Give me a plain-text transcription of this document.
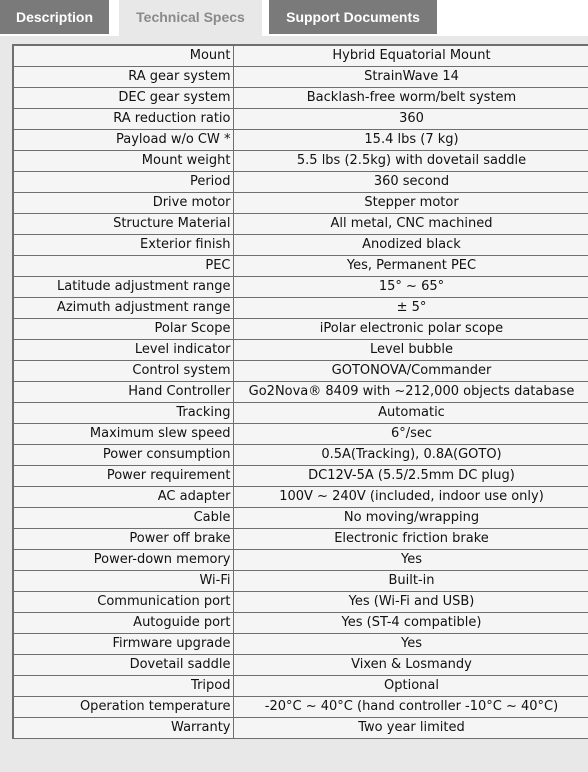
Description	Technical Specs	Support Documents
Mount	Hybrid Equatorial Mount
RA gear system	StrainWave 14
DEC gear system	Backlash-free worm/belt system
RA reduction ratio	360
Payload w/o CW *	15.4 lbs (7 kg)
Mount weight	5.5 lbs (2.5kg) with dovetail saddle
Period	360 second
Drive motor	Stepper motor
Structure Material	All metal, CNC machined
Exterior finish	Anodized black
PEC	Yes, Permanent PEC
Latitude adjustment range	15° ~ 65°
Azimuth adjustment range	± 5°
Polar Scope	iPolar electronic polar scope
Level indicator	Level bubble
Control system	GOTONOVA/Commander
Hand Controller	Go2Nova® 8409 with ~212,000 objects database
Tracking	Automatic
Maximum slew speed	6°/sec
Power consumption	0.5A(Tracking), 0.8A(GOTO)
Power requirement	DC12V-5A (5.5/2.5mm DC plug)
AC adapter	100V ~ 240V (included, indoor use only)
Cable	No moving/wrapping
Power off brake	Electronic friction brake
Power-down memory	Yes
Wi-Fi	Built-in
Communication port	Yes (Wi-Fi and USB)
Autoguide port	Yes (ST-4 compatible)
Firmware upgrade	Yes
Dovetail saddle	Vixen & Losmandy
Tripod	Optional
Operation temperature	-20°C ~ 40°C (hand controller -10°C ~ 40°C)
Warranty	Two year limited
= = = = =
▶ _Work instructions_:
Report every line in the data above in which the word "saddle" appears.

▶ _Result_:
Mount weight	5.5 lbs (2.5kg) with dovetail saddle
Dovetail saddle	Vixen & Losmandy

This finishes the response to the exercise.